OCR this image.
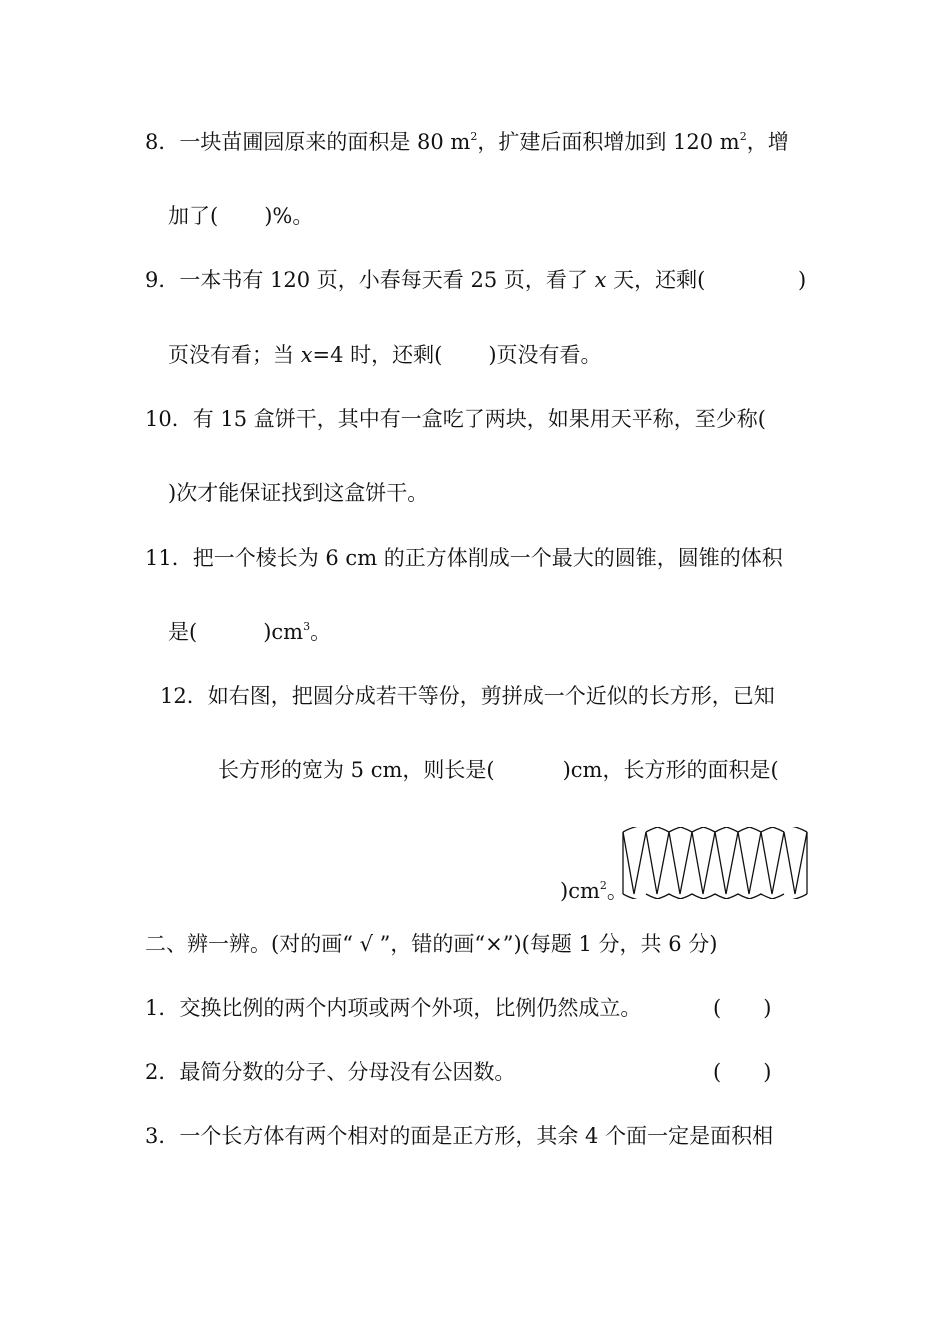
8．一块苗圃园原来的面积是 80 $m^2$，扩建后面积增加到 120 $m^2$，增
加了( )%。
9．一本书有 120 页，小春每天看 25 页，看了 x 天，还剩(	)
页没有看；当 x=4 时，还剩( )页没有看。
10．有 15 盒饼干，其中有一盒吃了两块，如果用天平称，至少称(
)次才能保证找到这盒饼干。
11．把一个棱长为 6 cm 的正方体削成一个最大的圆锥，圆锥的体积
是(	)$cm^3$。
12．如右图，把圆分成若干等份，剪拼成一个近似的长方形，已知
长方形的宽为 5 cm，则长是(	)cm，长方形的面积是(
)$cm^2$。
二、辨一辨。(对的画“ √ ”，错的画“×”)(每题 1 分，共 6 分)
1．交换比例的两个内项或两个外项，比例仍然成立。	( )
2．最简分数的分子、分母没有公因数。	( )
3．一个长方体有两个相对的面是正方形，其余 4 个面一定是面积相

--*--

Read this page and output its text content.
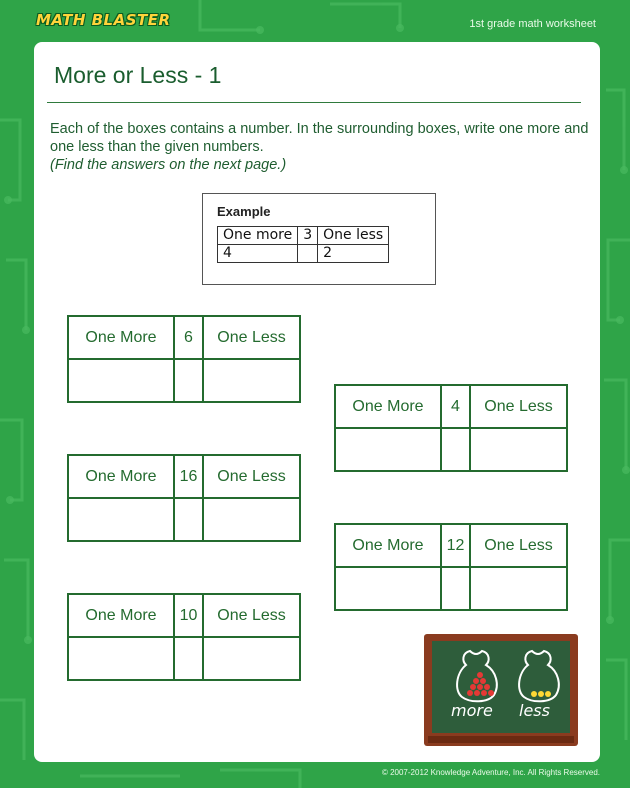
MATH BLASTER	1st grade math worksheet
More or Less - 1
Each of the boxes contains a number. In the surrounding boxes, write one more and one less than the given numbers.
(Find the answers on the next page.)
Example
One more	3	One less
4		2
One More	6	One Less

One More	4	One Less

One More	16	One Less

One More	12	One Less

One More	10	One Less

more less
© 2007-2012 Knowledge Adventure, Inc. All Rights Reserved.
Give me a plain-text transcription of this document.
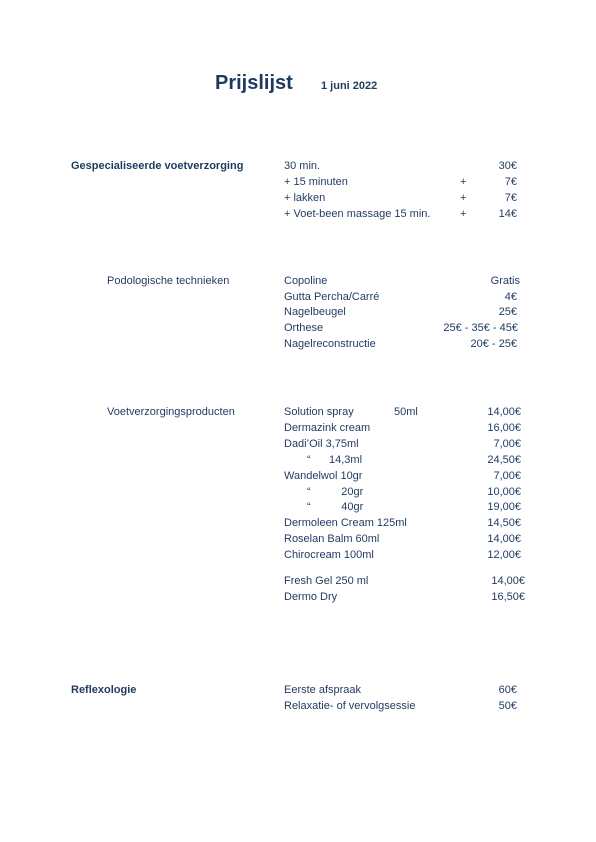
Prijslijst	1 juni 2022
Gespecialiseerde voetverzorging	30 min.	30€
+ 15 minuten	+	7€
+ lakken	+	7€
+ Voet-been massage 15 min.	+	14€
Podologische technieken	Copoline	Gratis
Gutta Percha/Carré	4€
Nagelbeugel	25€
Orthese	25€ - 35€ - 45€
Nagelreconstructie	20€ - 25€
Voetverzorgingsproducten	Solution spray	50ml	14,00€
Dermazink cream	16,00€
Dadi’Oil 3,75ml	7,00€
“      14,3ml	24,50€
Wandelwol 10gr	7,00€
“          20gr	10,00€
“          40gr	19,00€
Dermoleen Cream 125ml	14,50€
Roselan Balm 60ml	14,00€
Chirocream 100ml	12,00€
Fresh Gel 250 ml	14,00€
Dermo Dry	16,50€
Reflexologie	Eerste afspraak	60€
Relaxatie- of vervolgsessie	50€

--*--

# THE EXERCISE
Find every line in the records that contains the word "this"; copy those lines.

# FULL ANSWER
OCR this image.
Read this page and output its text content.
Give me a plain-text transcription of this document.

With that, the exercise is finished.